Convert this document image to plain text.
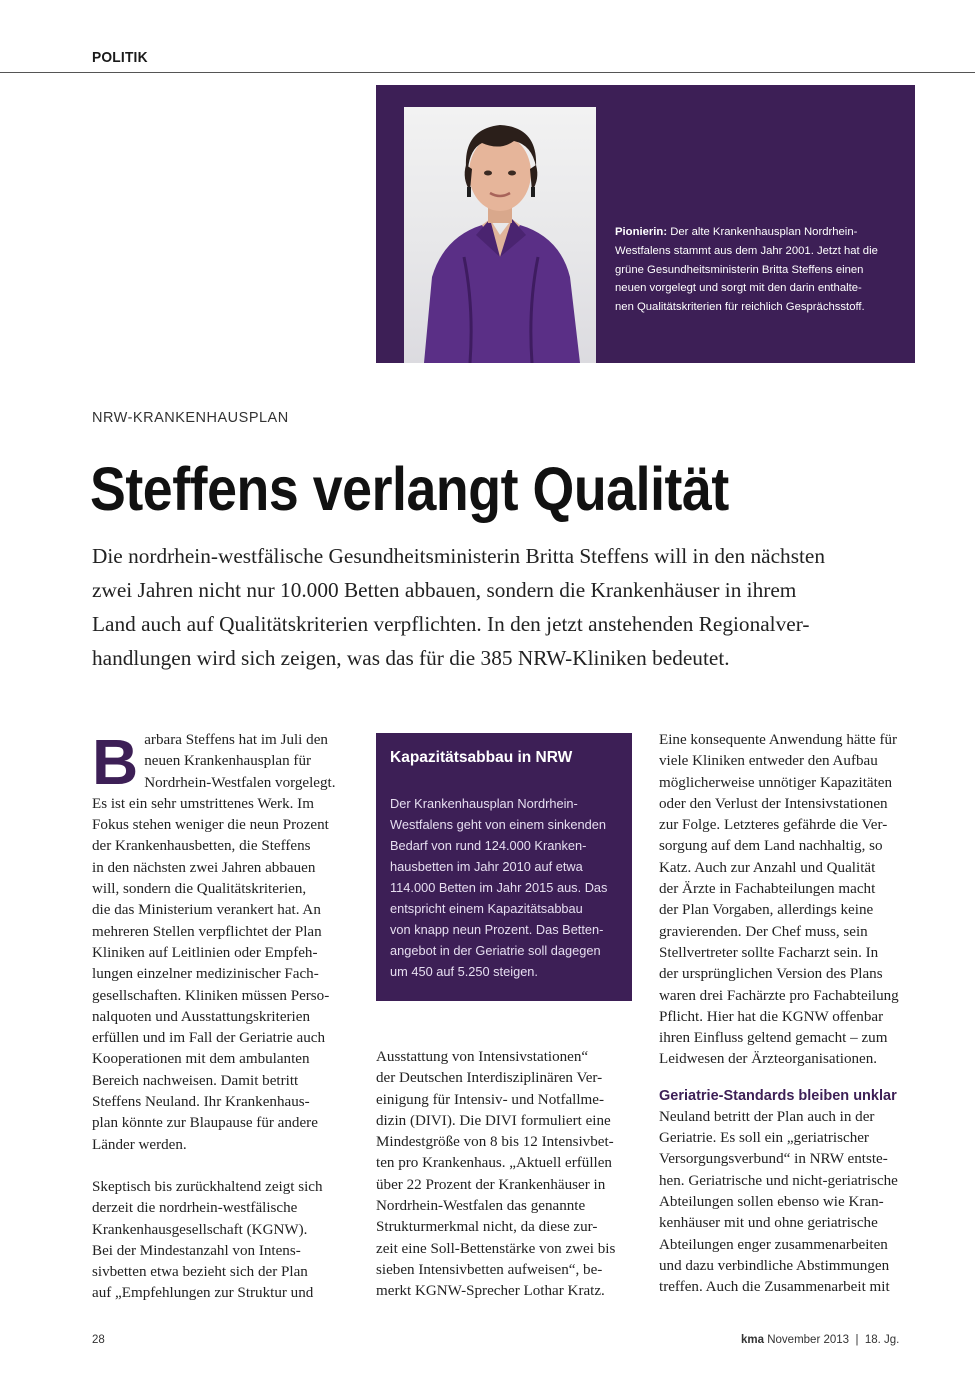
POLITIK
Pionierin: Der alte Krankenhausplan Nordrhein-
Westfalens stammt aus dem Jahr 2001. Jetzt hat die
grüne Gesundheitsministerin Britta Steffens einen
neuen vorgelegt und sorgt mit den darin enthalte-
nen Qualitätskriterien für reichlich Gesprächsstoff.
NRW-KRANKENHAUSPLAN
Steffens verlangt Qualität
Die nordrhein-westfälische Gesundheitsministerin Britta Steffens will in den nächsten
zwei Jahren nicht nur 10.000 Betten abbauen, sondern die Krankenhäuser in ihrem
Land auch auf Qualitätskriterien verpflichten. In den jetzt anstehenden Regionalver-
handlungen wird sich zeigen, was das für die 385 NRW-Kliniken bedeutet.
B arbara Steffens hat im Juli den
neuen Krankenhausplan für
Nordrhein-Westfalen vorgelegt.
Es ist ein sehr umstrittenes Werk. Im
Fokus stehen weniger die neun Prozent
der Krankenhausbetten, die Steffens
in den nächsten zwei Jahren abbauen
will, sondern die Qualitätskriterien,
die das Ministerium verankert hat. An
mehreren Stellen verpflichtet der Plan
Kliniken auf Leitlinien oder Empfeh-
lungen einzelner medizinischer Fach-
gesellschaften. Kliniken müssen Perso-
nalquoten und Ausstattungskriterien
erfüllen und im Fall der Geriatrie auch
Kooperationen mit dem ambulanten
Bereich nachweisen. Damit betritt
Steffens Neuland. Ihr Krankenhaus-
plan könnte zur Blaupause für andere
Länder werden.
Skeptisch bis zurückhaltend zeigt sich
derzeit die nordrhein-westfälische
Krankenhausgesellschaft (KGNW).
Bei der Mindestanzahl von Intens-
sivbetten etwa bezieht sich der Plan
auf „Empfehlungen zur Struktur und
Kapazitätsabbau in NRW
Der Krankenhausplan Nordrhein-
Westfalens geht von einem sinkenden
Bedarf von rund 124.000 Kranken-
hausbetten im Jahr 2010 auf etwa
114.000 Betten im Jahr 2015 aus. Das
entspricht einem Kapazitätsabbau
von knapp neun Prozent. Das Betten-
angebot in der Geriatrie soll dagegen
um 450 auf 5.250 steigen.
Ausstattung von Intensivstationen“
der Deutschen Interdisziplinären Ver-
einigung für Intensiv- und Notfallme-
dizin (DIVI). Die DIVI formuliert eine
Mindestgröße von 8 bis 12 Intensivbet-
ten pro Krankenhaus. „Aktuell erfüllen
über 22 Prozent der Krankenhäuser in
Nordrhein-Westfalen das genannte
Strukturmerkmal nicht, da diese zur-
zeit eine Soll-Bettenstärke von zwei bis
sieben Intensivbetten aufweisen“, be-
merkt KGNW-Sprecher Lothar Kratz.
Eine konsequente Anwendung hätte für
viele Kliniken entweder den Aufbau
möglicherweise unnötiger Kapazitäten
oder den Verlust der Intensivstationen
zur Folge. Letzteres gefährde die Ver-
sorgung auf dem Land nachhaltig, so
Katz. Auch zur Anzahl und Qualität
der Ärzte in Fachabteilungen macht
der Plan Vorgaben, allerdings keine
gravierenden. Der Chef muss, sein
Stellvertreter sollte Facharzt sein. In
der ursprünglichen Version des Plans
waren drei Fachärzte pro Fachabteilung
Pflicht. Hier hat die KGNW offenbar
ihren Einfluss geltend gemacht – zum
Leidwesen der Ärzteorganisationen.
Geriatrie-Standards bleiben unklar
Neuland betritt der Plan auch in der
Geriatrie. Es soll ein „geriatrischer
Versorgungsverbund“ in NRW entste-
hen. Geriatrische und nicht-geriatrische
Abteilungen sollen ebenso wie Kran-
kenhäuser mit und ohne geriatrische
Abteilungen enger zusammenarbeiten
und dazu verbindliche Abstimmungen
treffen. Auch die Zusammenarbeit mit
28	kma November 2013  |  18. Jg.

== == ==

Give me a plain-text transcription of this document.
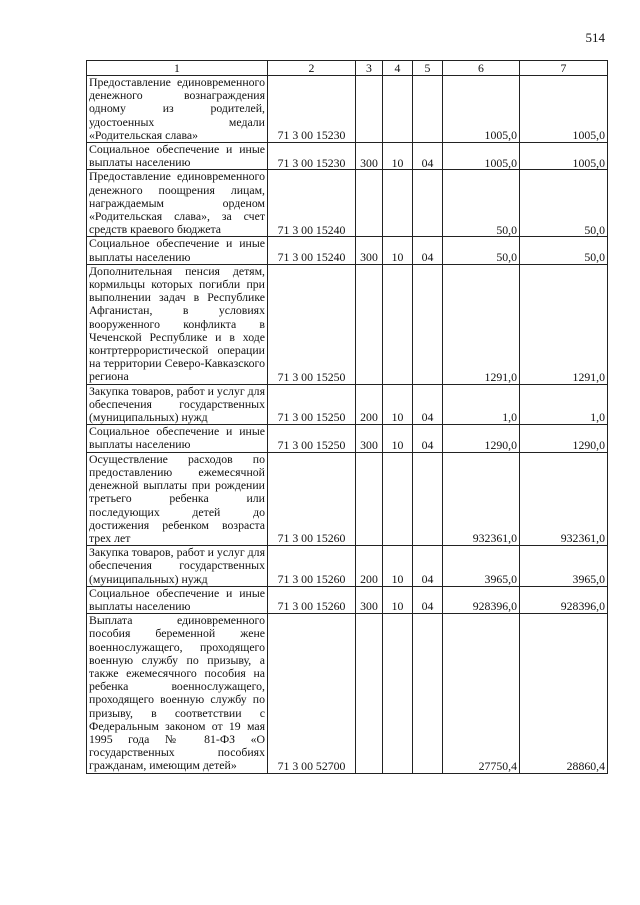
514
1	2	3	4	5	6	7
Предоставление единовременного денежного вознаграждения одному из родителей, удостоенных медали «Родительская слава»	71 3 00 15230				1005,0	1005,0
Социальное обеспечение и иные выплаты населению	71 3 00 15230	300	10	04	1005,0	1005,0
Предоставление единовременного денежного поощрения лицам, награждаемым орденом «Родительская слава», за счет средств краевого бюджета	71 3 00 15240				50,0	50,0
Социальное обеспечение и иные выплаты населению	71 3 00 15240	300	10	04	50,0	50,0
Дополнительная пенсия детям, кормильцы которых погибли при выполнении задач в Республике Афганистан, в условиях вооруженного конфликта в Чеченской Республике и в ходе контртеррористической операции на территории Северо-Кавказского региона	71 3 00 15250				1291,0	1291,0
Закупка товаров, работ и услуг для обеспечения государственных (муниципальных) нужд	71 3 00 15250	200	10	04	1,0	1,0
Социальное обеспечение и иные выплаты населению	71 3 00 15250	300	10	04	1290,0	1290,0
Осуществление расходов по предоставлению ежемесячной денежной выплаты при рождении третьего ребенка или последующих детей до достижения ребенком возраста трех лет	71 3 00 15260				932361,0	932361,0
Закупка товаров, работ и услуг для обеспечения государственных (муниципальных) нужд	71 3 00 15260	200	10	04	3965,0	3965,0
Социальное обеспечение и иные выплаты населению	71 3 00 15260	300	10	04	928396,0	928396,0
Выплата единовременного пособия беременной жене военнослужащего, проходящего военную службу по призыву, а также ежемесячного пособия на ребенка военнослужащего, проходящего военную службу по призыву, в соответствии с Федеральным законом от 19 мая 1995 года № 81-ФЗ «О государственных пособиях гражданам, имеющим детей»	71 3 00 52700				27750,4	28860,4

== == ==

• [TASK INSTRUCTIONS]: Show every line from the listing above in which the string "text" appears.

• [FULL OUTPUT]:
Convert this document image to plain text.
Give me a plain-text transcription of this document.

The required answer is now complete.